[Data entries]

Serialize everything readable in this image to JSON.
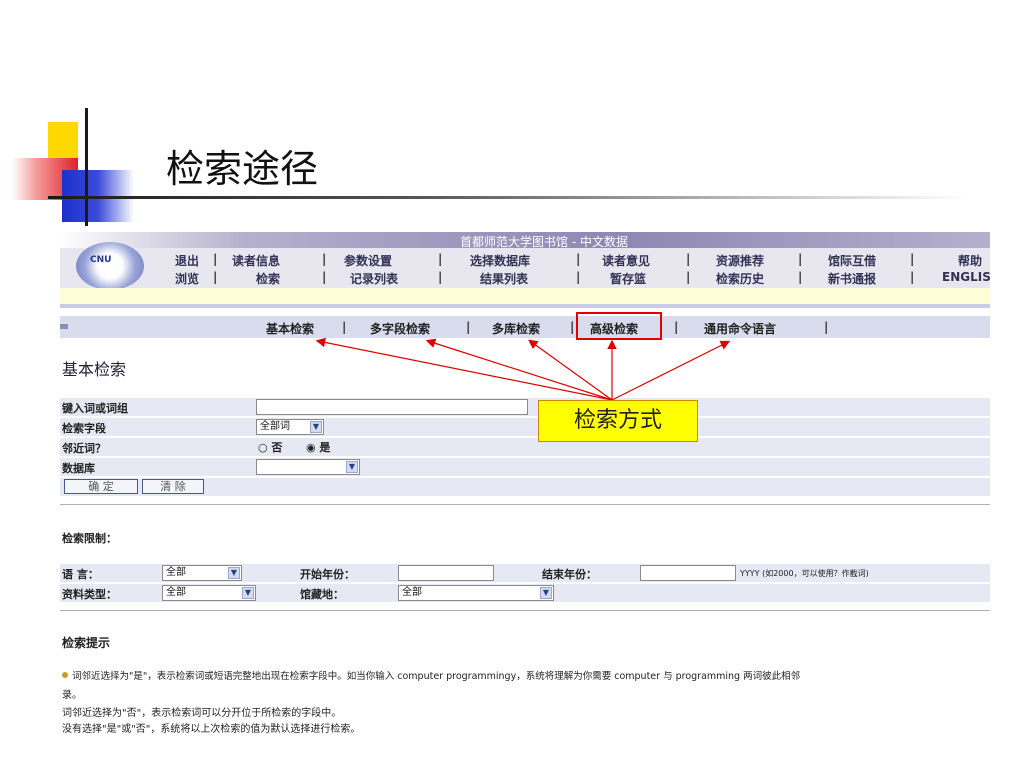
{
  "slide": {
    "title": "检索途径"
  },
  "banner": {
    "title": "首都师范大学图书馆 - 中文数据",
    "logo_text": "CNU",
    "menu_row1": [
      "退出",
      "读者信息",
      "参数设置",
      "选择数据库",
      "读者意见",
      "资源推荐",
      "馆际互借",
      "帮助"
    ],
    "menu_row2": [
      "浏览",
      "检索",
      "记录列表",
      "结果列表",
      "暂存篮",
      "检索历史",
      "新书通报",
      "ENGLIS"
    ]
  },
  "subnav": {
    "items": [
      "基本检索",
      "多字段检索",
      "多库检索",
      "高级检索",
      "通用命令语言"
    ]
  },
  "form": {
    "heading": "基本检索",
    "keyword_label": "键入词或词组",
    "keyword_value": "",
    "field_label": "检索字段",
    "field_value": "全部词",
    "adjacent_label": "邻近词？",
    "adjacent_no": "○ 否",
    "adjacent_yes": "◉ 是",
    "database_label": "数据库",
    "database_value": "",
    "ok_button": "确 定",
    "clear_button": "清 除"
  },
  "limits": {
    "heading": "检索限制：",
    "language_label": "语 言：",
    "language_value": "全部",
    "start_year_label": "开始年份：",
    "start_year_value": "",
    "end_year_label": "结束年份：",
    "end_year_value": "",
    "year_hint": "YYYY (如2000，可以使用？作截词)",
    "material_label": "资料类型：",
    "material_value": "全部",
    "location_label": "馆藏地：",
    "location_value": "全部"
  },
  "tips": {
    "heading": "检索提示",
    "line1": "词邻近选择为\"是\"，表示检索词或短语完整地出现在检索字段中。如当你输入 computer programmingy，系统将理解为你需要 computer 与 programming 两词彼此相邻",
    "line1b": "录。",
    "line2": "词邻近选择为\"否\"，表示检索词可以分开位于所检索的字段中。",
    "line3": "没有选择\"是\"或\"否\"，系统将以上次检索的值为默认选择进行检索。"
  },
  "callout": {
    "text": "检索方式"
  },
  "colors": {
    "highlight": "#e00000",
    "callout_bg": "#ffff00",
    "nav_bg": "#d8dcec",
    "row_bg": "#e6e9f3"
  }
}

● **Prompt**
Quote each line of the listing exactly, but leave the pictures out.

● **Written answer**
Serialize everything readable in this image to JSON.
{
  "slide": {
    "title": "检索途径"
  },
  "banner": {
    "title": "首都师范大学图书馆 - 中文数据",
    "logo_text": "CNU",
    "menu_row1": [
      "退出",
      "读者信息",
      "参数设置",
      "选择数据库",
      "读者意见",
      "资源推荐",
      "馆际互借",
      "帮助"
    ],
    "menu_row2": [
      "浏览",
      "检索",
      "记录列表",
      "结果列表",
      "暂存篮",
      "检索历史",
      "新书通报",
      "ENGLIS"
    ]
  },
  "subnav": {
    "items": [
      "基本检索",
      "多字段检索",
      "多库检索",
      "高级检索",
      "通用命令语言"
    ]
  },
  "form": {
    "heading": "基本检索",
    "keyword_label": "键入词或词组",
    "keyword_value": "",
    "field_label": "检索字段",
    "field_value": "全部词",
    "adjacent_label": "邻近词？",
    "adjacent_no": "○ 否",
    "adjacent_yes": "◉ 是",
    "database_label": "数据库",
    "database_value": "",
    "ok_button": "确 定",
    "clear_button": "清 除"
  },
  "limits": {
    "heading": "检索限制：",
    "language_label": "语 言：",
    "language_value": "全部",
    "start_year_label": "开始年份：",
    "start_year_value": "",
    "end_year_label": "结束年份：",
    "end_year_value": "",
    "year_hint": "YYYY (如2000，可以使用？作截词)",
    "material_label": "资料类型：",
    "material_value": "全部",
    "location_label": "馆藏地：",
    "location_value": "全部"
  },
  "tips": {
    "heading": "检索提示",
    "line1": "词邻近选择为\"是\"，表示检索词或短语完整地出现在检索字段中。如当你输入 computer programmingy，系统将理解为你需要 computer 与 programming 两词彼此相邻",
    "line1b": "录。",
    "line2": "词邻近选择为\"否\"，表示检索词可以分开位于所检索的字段中。",
    "line3": "没有选择\"是\"或\"否\"，系统将以上次检索的值为默认选择进行检索。"
  },
  "callout": {
    "text": "检索方式"
  },
  "colors": {
    "highlight": "#e00000",
    "callout_bg": "#ffff00",
    "nav_bg": "#d8dcec",
    "row_bg": "#e6e9f3"
  }
}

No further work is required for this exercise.